▸ **PASSAGE**

Rui Nabeiro © EPA

Rui Nabeiro, roi du café portugais

Le Vif

Patron philanthrope de 85 ans, Rui Nabeiro a bâti la 12e fortune du Portugal dans l’industrie du café, qui fait vivre un habitant sur cinq dans sa ville natale de Campo Maior, l’une des rares à échapper à la crise dans cette région déshéritée de l’est du pays.

Malgré son âge, ce self-made man au regard tranquille et au sourire facile est toujours aux commandes de l’entreprise familiale Delta qu’il a fondée en 1961.

La société, que l’octogénaire dirige avec l’aide de ses enfants et de ses petits-enfants, s’est développée à partir d’une petite fabrique de torréfaction de café destiné au marché espagnol.

Sous l’impulsion de M. Nabeiro, qui voyage à travers le monde entier pour s’approvisionner en grains de café vert, surtout dans les anciennes colonies portugaises comme le Brésil, l’Angola ou le Timor oriental, l’entreprise a connu une croissance soutenue à partir du milieu des années 1970.

Delta est aujourd’hui numéro un du café au Portugal avec 31% de parts de marché et un chiffre d’affaires de 350 millions d’euros, dont un quart réalisé à l’étranger dans une quarantaine de pays.

▸ **EXERCICE**
Reprenez le passage sur Rui Nabeiro en commençant par "Rui Nabeiro © EPA" et en allant jusqu'à "au marché espagnol.", et substituez "usine" à "fabrique".

[Données d'analyse de la mise en page]
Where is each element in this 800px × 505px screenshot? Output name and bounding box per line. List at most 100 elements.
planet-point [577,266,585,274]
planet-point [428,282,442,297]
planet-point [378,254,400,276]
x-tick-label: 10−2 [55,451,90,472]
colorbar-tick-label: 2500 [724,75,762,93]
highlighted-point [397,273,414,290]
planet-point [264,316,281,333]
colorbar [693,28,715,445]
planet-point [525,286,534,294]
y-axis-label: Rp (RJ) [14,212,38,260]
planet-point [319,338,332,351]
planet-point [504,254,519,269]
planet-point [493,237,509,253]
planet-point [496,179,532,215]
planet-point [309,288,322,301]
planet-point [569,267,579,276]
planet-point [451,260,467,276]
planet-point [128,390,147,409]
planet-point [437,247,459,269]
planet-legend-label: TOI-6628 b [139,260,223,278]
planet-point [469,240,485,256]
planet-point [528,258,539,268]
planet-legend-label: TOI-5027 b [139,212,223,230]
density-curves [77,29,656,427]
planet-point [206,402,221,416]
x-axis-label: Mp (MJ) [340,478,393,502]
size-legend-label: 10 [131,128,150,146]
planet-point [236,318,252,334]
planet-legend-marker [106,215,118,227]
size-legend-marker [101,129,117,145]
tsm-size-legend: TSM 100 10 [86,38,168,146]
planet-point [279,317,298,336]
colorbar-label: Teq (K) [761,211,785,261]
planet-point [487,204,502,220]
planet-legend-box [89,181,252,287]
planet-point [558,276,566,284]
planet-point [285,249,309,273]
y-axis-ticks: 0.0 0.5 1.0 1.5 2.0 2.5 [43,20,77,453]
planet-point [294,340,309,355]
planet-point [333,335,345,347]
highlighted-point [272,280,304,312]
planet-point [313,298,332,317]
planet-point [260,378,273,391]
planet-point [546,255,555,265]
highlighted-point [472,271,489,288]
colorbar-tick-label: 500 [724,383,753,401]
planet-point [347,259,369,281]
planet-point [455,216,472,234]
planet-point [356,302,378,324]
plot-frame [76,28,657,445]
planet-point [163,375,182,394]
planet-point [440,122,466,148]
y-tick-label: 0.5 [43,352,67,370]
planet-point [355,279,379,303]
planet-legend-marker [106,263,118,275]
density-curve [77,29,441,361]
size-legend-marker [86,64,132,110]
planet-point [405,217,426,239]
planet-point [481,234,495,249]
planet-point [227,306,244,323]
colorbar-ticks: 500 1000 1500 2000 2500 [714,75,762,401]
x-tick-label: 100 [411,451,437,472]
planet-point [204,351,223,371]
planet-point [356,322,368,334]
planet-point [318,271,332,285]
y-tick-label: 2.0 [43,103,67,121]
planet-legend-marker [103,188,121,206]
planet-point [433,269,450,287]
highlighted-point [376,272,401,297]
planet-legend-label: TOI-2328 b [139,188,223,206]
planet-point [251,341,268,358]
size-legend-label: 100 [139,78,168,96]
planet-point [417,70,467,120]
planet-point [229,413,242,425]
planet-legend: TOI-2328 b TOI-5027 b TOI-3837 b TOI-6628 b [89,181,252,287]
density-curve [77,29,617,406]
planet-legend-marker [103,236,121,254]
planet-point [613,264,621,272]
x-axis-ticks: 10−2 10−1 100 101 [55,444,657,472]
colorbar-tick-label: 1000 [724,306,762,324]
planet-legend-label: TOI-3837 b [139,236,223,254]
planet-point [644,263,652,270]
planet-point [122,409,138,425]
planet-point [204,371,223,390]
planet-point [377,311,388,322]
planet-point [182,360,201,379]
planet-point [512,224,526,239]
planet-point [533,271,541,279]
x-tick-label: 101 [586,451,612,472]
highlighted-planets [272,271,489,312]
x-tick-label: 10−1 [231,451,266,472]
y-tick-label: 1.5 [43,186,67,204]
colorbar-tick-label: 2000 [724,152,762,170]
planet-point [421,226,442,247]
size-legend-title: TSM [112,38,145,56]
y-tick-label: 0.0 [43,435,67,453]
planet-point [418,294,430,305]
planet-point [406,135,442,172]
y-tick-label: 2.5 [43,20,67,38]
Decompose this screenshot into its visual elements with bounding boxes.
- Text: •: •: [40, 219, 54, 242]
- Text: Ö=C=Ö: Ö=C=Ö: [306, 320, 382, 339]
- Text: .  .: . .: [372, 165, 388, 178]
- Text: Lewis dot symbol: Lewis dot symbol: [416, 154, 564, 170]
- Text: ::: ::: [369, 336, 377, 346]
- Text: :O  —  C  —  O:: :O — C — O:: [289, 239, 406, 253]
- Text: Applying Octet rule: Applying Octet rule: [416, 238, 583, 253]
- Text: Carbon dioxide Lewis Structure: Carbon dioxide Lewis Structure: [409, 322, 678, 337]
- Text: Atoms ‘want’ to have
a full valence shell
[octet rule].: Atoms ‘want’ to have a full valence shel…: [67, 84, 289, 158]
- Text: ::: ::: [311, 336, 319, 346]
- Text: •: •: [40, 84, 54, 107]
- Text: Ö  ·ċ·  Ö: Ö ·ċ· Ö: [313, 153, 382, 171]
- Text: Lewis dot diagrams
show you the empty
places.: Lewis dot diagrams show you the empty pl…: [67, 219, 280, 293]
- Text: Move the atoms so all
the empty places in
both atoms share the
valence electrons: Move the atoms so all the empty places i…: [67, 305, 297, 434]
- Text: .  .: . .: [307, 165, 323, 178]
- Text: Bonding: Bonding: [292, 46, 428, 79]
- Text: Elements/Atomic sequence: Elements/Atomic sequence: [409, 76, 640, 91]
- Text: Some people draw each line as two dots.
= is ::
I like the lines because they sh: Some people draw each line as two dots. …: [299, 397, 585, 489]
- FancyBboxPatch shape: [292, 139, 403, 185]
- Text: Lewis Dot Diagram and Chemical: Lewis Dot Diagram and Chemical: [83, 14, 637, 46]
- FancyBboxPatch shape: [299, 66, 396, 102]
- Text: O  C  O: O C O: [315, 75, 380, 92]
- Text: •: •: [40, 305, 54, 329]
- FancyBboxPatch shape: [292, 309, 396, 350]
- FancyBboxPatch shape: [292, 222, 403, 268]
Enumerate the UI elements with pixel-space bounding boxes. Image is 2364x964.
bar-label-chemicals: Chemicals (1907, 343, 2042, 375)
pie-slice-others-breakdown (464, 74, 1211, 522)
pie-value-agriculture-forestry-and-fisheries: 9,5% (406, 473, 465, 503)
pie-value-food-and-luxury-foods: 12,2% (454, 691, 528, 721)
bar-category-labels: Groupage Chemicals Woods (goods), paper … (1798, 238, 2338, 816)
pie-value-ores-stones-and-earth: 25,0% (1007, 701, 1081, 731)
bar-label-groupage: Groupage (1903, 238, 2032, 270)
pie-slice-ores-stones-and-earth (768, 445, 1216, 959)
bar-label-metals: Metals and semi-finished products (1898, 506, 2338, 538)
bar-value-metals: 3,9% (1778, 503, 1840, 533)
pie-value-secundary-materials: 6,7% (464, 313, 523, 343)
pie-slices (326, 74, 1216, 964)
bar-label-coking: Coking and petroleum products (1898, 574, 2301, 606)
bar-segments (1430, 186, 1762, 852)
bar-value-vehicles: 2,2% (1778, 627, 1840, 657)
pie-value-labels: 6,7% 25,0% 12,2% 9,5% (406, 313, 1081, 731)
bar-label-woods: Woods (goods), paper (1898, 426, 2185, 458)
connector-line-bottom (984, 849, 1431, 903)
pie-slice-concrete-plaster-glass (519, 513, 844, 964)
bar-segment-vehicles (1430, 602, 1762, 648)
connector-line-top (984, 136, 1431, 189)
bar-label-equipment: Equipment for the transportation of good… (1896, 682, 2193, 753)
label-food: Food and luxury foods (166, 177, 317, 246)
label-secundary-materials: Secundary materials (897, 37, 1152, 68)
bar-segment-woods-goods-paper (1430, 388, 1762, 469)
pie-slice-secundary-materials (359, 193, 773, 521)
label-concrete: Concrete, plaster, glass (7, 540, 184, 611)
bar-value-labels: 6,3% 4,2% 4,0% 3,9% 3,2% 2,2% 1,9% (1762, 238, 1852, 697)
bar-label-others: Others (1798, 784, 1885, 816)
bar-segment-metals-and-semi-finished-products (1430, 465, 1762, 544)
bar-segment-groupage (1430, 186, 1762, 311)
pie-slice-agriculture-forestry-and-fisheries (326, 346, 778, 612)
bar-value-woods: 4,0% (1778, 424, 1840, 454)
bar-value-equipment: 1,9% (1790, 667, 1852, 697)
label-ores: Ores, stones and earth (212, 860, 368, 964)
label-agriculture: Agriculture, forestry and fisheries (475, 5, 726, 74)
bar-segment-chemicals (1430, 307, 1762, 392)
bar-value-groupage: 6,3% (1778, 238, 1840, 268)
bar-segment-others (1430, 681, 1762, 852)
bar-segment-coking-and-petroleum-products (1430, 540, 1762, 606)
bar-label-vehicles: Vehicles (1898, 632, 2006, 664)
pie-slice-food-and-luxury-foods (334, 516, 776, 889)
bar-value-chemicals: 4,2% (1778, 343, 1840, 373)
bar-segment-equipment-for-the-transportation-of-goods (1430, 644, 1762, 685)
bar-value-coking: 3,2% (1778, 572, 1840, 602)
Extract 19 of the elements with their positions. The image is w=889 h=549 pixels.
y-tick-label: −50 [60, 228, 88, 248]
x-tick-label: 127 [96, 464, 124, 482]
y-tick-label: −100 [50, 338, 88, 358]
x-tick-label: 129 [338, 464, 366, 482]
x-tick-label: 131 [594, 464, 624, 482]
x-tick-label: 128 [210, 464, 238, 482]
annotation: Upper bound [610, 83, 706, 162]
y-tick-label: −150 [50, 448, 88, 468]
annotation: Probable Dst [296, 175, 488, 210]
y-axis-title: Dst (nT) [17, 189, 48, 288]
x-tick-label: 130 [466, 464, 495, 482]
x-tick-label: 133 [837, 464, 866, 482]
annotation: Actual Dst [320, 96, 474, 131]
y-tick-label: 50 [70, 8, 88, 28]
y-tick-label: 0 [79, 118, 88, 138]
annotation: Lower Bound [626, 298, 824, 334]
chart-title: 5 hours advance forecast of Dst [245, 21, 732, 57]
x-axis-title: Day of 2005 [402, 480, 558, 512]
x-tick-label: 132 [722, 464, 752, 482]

▸ **RÉPONSE**
Rui Nabeiro © EPA

Rui Nabeiro, roi du café portugais

Le Vif

Patron philanthrope de 85 ans, Rui Nabeiro a bâti la 12e fortune du Portugal dans l’industrie du café, qui fait vivre un habitant sur cinq dans sa ville natale de Campo Maior, l’une des rares à échapper à la crise dans cette région déshéritée de l’est du pays.

Malgré son âge, ce self-made man au regard tranquille et au sourire facile est toujours aux commandes de l’entreprise familiale Delta qu’il a fondée en 1961.

La société, que l’octogénaire dirige avec l’aide de ses enfants et de ses petits-enfants, s’est développée à partir d’une petite usine de torréfaction de café destiné au marché espagnol.